▶ _Your instructions_
Return a copy of every line in the records that includes the word "text".

▶ _Stored items from a collection_
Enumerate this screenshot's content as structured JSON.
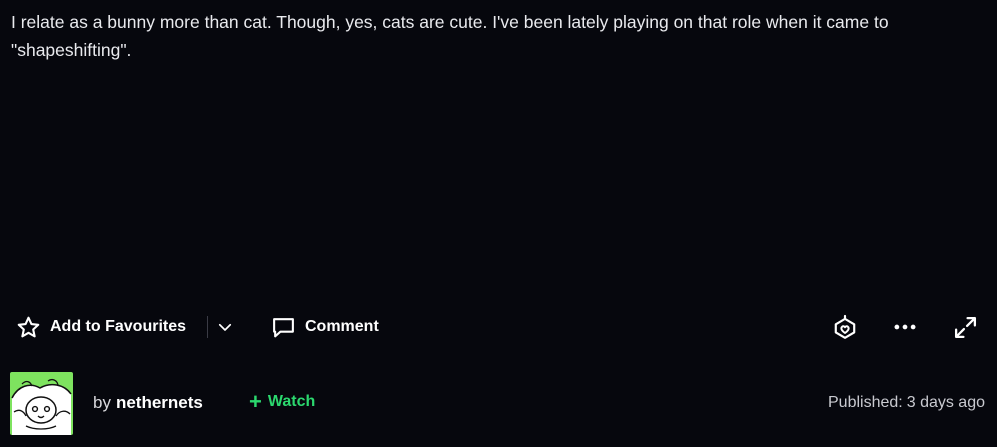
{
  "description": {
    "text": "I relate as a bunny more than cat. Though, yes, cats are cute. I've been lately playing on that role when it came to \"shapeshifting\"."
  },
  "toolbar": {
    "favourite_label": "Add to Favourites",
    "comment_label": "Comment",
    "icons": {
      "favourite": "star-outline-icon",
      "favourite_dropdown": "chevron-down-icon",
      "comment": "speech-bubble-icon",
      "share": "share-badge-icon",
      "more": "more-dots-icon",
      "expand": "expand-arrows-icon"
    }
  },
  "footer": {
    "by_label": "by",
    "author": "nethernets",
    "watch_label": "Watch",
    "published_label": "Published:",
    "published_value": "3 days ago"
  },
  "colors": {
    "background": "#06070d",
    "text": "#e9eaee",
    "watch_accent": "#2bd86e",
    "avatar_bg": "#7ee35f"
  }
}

▶ _Written answer_
    "text": "I relate as a bunny more than cat. Though, yes, cats are cute. I've been lately playing on that role when it came to \"shapeshifting\"."
    "text": "#e9eaee",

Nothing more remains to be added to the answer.